Each line containing the word "AGRICULTURAL" needs to be copied.

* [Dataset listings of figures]
-- Begin --
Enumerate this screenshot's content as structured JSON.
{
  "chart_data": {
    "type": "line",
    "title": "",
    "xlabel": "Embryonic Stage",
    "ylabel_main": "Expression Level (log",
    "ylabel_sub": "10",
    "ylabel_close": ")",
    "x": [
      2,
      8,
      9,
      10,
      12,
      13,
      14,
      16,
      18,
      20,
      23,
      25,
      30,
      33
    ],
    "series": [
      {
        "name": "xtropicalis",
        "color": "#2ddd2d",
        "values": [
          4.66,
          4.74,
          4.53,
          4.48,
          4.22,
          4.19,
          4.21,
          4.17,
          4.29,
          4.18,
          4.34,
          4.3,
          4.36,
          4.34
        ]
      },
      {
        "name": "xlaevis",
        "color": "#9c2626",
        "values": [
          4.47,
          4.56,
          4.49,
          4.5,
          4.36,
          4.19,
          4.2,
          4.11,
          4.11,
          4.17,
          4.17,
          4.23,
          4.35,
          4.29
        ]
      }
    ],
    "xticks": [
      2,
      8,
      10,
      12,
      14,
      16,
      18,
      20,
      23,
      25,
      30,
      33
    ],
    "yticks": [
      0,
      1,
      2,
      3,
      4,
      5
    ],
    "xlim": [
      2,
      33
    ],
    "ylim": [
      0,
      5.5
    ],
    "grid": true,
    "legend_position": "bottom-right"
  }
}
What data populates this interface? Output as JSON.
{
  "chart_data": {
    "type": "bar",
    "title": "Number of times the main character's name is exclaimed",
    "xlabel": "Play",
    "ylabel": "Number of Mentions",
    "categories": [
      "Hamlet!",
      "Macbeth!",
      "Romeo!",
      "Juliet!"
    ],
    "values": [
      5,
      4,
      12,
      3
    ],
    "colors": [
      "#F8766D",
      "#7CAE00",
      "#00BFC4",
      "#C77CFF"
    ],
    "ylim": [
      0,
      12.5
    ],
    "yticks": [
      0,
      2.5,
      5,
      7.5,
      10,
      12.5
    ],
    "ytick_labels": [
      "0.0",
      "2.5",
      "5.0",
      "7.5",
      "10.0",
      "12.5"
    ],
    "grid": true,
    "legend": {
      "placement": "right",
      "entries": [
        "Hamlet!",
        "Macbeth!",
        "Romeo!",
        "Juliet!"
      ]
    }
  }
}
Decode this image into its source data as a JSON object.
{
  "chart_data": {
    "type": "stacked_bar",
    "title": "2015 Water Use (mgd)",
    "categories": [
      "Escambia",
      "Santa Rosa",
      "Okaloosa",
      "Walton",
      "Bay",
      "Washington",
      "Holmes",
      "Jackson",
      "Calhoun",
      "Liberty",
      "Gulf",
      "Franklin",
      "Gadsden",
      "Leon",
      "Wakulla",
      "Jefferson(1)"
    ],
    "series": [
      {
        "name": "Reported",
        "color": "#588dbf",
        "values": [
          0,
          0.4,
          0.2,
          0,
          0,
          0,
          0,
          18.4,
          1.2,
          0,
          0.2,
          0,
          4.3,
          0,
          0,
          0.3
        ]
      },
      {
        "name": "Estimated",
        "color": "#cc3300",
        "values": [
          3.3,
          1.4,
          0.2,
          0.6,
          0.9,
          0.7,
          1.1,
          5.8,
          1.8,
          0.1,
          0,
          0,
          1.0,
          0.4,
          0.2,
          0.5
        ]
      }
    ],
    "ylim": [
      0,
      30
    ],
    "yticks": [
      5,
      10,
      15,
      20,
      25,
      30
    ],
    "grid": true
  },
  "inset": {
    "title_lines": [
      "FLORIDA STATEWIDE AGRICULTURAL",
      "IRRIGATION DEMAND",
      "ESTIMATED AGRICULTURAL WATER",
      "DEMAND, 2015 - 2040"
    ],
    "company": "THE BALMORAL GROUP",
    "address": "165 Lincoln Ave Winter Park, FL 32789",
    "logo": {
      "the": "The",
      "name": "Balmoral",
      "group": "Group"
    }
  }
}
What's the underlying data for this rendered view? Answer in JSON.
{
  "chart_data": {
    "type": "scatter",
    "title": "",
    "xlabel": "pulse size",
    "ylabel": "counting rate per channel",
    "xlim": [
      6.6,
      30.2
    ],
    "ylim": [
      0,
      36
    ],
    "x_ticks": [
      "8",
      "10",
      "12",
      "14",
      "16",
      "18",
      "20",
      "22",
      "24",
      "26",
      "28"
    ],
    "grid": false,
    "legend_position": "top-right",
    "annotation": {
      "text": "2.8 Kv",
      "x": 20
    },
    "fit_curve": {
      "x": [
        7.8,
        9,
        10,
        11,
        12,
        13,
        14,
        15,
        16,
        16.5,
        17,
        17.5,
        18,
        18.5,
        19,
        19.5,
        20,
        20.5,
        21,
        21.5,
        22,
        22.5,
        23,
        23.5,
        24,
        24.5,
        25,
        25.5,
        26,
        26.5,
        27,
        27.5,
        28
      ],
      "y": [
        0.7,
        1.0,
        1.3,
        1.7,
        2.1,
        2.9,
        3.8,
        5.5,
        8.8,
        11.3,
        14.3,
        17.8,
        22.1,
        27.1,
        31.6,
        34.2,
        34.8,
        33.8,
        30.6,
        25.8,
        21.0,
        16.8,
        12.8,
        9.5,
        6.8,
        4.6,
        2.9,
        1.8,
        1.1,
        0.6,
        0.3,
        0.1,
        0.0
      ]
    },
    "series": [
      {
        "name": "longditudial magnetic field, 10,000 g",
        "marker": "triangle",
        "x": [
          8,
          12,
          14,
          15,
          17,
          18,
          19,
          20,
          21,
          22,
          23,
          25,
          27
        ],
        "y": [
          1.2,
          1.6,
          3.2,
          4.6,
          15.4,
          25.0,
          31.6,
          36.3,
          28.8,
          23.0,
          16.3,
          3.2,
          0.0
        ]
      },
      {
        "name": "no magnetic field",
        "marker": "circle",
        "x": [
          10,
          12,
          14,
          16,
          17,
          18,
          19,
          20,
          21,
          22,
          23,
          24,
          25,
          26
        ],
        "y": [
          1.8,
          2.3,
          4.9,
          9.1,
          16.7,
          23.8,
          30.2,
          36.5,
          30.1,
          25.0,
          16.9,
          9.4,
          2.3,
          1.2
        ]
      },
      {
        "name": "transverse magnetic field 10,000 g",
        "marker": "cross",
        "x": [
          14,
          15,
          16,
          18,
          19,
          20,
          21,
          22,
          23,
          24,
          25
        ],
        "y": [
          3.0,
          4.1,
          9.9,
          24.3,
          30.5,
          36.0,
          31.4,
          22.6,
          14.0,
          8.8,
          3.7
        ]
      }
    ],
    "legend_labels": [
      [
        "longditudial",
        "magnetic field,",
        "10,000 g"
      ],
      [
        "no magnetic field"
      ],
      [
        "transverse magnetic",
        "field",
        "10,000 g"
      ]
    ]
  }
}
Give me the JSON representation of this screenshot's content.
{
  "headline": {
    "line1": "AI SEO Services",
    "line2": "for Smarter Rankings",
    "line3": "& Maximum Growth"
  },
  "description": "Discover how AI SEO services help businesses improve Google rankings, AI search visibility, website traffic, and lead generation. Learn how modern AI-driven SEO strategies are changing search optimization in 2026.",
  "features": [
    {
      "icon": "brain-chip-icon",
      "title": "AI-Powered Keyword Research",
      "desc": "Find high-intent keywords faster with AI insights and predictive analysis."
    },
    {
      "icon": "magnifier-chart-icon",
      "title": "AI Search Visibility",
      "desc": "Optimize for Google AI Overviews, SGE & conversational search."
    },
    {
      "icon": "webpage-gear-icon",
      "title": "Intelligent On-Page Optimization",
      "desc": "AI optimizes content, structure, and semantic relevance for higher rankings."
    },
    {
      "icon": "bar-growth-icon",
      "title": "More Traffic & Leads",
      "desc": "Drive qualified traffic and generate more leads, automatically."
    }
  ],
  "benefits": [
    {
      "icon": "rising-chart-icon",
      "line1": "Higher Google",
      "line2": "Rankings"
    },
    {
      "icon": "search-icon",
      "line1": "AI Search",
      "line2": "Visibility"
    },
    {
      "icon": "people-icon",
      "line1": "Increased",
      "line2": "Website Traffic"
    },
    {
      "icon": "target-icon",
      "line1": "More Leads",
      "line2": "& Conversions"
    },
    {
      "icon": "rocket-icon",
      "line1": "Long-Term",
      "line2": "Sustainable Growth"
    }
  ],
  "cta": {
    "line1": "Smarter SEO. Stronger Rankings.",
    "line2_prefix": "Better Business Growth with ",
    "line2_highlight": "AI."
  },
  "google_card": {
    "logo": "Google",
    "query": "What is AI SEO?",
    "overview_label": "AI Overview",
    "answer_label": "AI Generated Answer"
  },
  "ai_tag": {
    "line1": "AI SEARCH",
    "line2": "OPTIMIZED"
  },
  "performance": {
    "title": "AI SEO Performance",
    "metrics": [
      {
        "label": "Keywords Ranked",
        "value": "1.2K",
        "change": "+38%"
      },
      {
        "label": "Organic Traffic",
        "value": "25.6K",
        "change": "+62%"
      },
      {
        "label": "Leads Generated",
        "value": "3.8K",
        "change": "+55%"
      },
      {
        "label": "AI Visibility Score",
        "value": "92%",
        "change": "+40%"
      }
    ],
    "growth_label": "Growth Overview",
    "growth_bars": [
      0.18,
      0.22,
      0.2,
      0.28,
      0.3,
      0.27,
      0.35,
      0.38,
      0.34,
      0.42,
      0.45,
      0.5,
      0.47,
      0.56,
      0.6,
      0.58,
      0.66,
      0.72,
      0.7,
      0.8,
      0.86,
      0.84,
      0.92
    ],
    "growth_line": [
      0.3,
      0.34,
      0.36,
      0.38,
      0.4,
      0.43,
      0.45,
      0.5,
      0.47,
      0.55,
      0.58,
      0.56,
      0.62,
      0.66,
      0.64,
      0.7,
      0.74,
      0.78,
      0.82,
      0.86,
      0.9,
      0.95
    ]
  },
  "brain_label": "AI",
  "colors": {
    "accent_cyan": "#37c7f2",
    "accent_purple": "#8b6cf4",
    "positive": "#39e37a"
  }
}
-- End --
* [FINAL RESULT]
      "FLORIDA STATEWIDE AGRICULTURAL",
      "ESTIMATED AGRICULTURAL WATER",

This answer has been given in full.